[start EXTRACTED RECORDS]
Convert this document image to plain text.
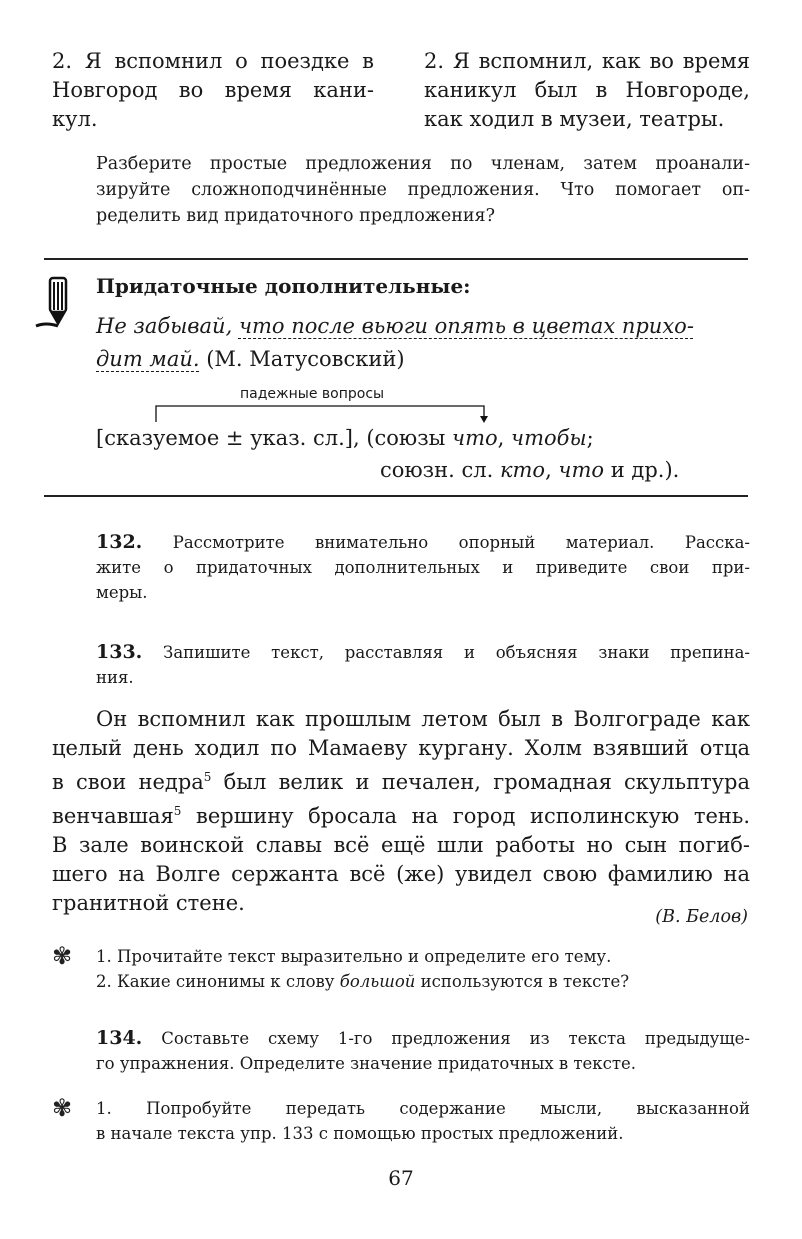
2. Я вспомнил о поездке в
Новгород во время кани-
кул.
2. Я вспомнил, как во время
каникул был в Новгороде,
как ходил в музеи, театры.
Разберите простые предложения по членам, затем проанали-
зируйте сложноподчинённые предложения. Что помогает оп-
ределить вид придаточного предложения?
Придаточные дополнительные:
Не забывай, что после вьюги опять в цветах прихо-
дит май. (М. Матусовский)
падежные вопросы
[сказуемое ± указ. сл.], (союзы что, чтобы;
союзн. сл. кто, что и др.).
132. Рассмотрите внимательно опорный материал. Расска-
жите о придаточных дополнительных и приведите свои при-
меры.
133. Запишите текст, расставляя и объясняя знаки препина-
ния.
Он вспомнил как прошлым летом был в Волгограде как
целый день ходил по Мамаеву кургану. Холм взявший отца
в свои недра$^5$ был велик и печален, громадная скульптура
венчавшая$^5$ вершину бросала на город исполинскую тень.
В зале воинской славы всё ещё шли работы но сын погиб-
шего на Волге сержанта всё (же) увидел свою фамилию на
гранитной стене.
(В. Белов)
✾ 1. Прочитайте текст выразительно и определите его тему.
2. Какие синонимы к слову большой используются в тексте?
134. Составьте схему 1-го предложения из текста предыдуще-
го упражнения. Определите значение придаточных в тексте.
✾ 1. Попробуйте передать содержание мысли, высказанной
в начале текста упр. 133 с помощью простых предложений.
67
[end EXTRACTED RECORDS]
● WHAT YOU HAVE TO DO:
Omit the pictures. Output every record above word for word.

● EXERCISE SOLUTION:
Convert this document image to plain text.
2. Я вспомнил о поездке в
Новгород во время кани-
кул.
2. Я вспомнил, как во время
каникул был в Новгороде,
как ходил в музеи, театры.
Разберите простые предложения по членам, затем проанали-
зируйте сложноподчинённые предложения. Что помогает оп-
ределить вид придаточного предложения?
Придаточные дополнительные:
Не забывай, что после вьюги опять в цветах прихо-
дит май. (М. Матусовский)
падежные вопросы
[сказуемое ± указ. сл.], (союзы что, чтобы;
союзн. сл. кто, что и др.).
132. Рассмотрите внимательно опорный материал. Расска-
жите о придаточных дополнительных и приведите свои при-
меры.
133. Запишите текст, расставляя и объясняя знаки препина-
ния.
Он вспомнил как прошлым летом был в Волгограде как
целый день ходил по Мамаеву кургану. Холм взявший отца
в свои недра$^5$ был велик и печален, громадная скульптура
венчавшая$^5$ вершину бросала на город исполинскую тень.
В зале воинской славы всё ещё шли работы но сын погиб-
шего на Волге сержанта всё (же) увидел свою фамилию на
гранитной стене.
(В. Белов)
✾ 1. Прочитайте текст выразительно и определите его тему.
2. Какие синонимы к слову большой используются в тексте?
134. Составьте схему 1-го предложения из текста предыдуще-
го упражнения. Определите значение придаточных в тексте.
✾ 1. Попробуйте передать содержание мысли, высказанной
в начале текста упр. 133 с помощью простых предложений.
67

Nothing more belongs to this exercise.